#### GIVEN INFORMATION ####

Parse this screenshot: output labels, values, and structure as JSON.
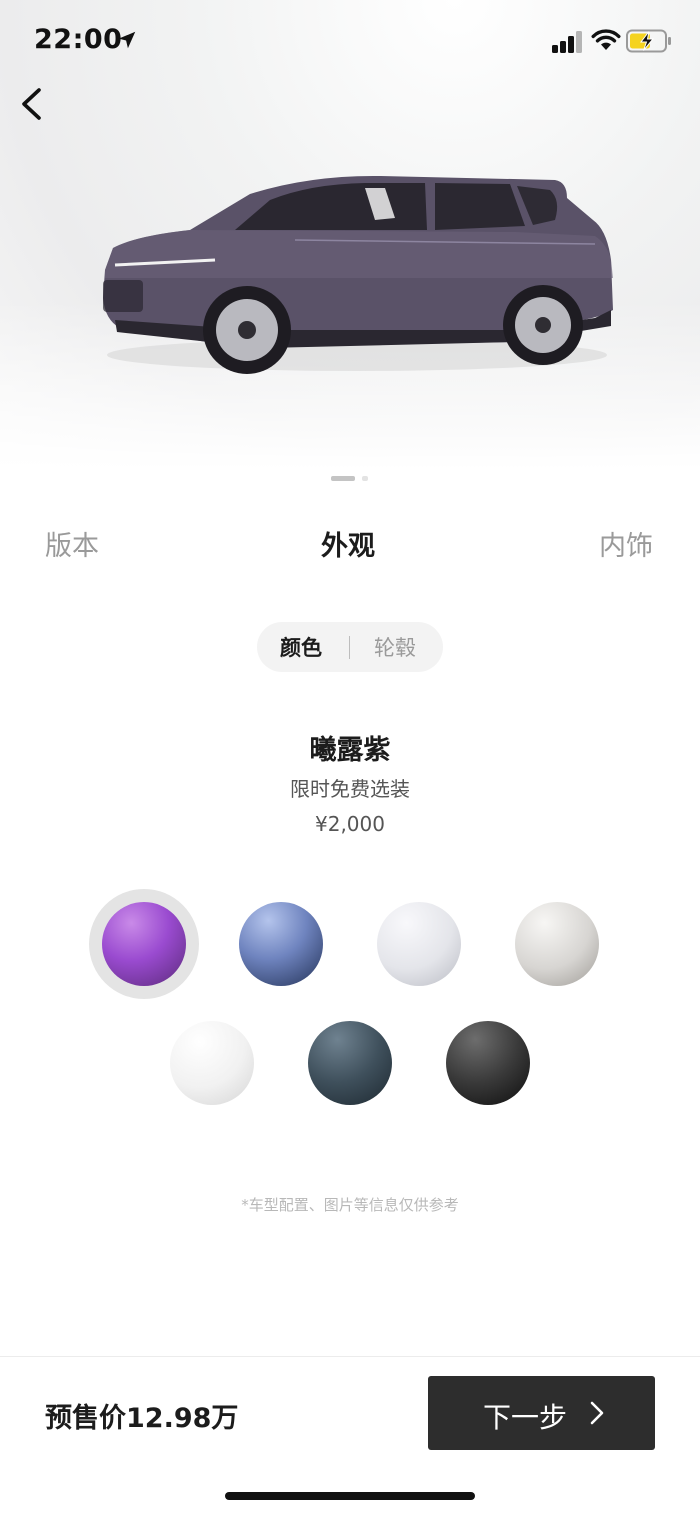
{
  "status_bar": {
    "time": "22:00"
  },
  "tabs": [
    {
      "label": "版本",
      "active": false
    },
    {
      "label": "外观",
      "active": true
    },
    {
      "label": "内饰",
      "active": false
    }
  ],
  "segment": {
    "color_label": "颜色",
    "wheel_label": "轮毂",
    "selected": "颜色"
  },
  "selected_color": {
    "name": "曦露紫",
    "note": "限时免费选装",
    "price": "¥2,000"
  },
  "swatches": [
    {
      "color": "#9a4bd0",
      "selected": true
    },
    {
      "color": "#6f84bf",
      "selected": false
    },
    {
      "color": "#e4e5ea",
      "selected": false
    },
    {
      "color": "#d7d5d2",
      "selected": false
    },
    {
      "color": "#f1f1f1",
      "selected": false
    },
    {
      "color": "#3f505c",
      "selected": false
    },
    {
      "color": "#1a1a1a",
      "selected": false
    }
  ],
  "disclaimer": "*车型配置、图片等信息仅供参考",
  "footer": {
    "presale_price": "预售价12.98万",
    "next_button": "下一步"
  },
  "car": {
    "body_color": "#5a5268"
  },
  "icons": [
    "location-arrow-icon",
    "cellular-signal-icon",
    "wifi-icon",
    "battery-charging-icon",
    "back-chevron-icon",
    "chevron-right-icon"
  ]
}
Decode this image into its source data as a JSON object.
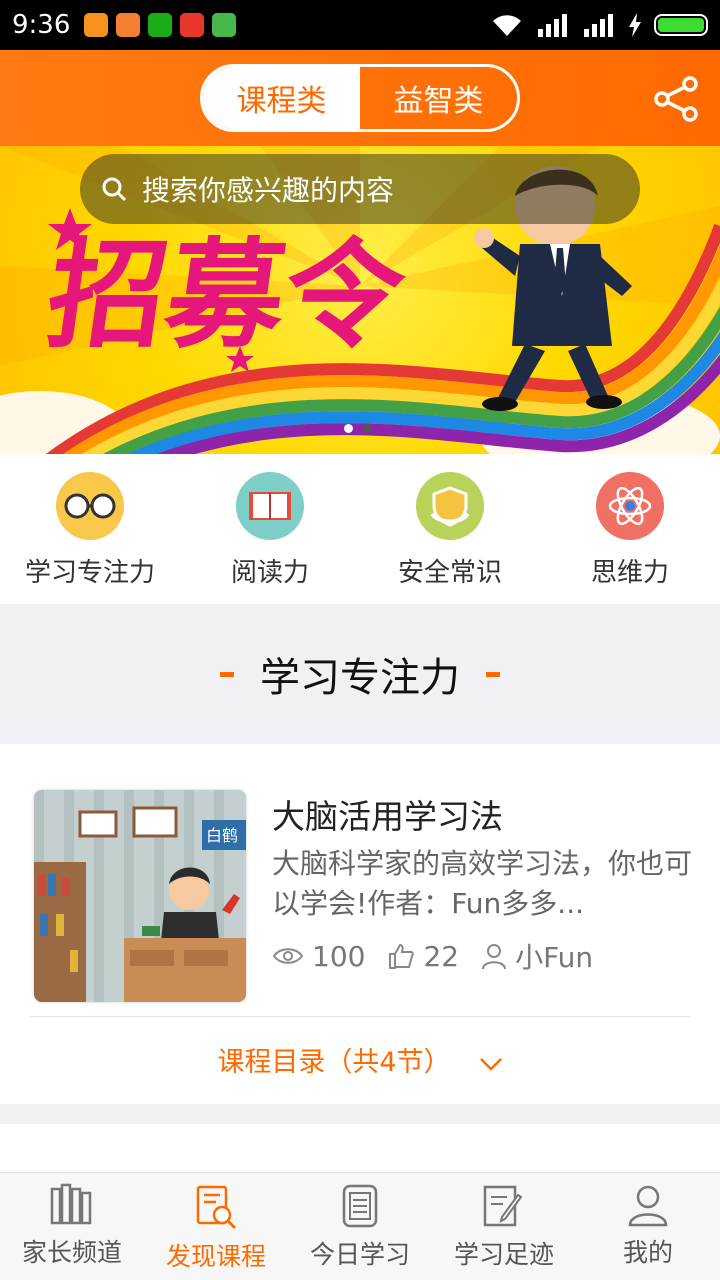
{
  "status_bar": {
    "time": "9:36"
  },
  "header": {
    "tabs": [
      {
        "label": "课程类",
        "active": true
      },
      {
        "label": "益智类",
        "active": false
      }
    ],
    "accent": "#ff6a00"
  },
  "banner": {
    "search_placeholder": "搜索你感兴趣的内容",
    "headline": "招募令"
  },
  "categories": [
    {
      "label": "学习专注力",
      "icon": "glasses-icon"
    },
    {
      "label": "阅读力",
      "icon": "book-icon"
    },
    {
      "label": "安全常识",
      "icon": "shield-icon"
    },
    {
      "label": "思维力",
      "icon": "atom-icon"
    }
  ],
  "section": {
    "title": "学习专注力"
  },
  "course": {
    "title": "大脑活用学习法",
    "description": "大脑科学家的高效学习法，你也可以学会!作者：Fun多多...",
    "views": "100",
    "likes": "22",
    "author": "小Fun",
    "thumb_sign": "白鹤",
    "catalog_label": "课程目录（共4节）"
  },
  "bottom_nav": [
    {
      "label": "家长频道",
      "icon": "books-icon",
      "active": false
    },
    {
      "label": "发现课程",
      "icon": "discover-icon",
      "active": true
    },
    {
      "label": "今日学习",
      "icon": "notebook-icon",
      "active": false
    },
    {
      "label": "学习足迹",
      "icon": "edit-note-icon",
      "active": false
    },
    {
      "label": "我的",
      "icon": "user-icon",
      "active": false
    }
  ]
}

####

- _WORK INSTRUCTIONS_: Transcribe the whole listing exactly. Pictures are excluded.

- _TASK RESULT_:
Parse this screenshot: output labels, values, and structure as JSON.
{
  "status_bar": {
    "time": "22:00"
  },
  "tabs": [
    {
      "label": "版本",
      "active": false
    },
    {
      "label": "外观",
      "active": true
    },
    {
      "label": "内饰",
      "active": false
    }
  ],
  "segment": {
    "color_label": "颜色",
    "wheel_label": "轮毂",
    "selected": "颜色"
  },
  "selected_color": {
    "name": "曦露紫",
    "note": "限时免费选装",
    "price": "¥2,000"
  },
  "swatches": [
    {
      "color": "#9a4bd0",
      "selected": true
    },
    {
      "color": "#6f84bf",
      "selected": false
    },
    {
      "color": "#e4e5ea",
      "selected": false
    },
    {
      "color": "#d7d5d2",
      "selected": false
    },
    {
      "color": "#f1f1f1",
      "selected": false
    },
    {
      "color": "#3f505c",
      "selected": false
    },
    {
      "color": "#1a1a1a",
      "selected": false
    }
  ],
  "disclaimer": "*车型配置、图片等信息仅供参考",
  "footer": {
    "presale_price": "预售价12.98万",
    "next_button": "下一步"
  },
  "car": {
    "body_color": "#5a5268"
  },
  "icons": [
    "location-arrow-icon",
    "cellular-signal-icon",
    "wifi-icon",
    "battery-charging-icon",
    "back-chevron-icon",
    "chevron-right-icon"
  ]
}
Decode this image into its source data as a JSON object.
{
  "status_bar": {
    "time": "9:36"
  },
  "header": {
    "tabs": [
      {
        "label": "课程类",
        "active": true
      },
      {
        "label": "益智类",
        "active": false
      }
    ],
    "accent": "#ff6a00"
  },
  "banner": {
    "search_placeholder": "搜索你感兴趣的内容",
    "headline": "招募令"
  },
  "categories": [
    {
      "label": "学习专注力",
      "icon": "glasses-icon"
    },
    {
      "label": "阅读力",
      "icon": "book-icon"
    },
    {
      "label": "安全常识",
      "icon": "shield-icon"
    },
    {
      "label": "思维力",
      "icon": "atom-icon"
    }
  ],
  "section": {
    "title": "学习专注力"
  },
  "course": {
    "title": "大脑活用学习法",
    "description": "大脑科学家的高效学习法，你也可以学会!作者：Fun多多...",
    "views": "100",
    "likes": "22",
    "author": "小Fun",
    "thumb_sign": "白鹤",
    "catalog_label": "课程目录（共4节）"
  },
  "bottom_nav": [
    {
      "label": "家长频道",
      "icon": "books-icon",
      "active": false
    },
    {
      "label": "发现课程",
      "icon": "discover-icon",
      "active": true
    },
    {
      "label": "今日学习",
      "icon": "notebook-icon",
      "active": false
    },
    {
      "label": "学习足迹",
      "icon": "edit-note-icon",
      "active": false
    },
    {
      "label": "我的",
      "icon": "user-icon",
      "active": false
    }
  ]
}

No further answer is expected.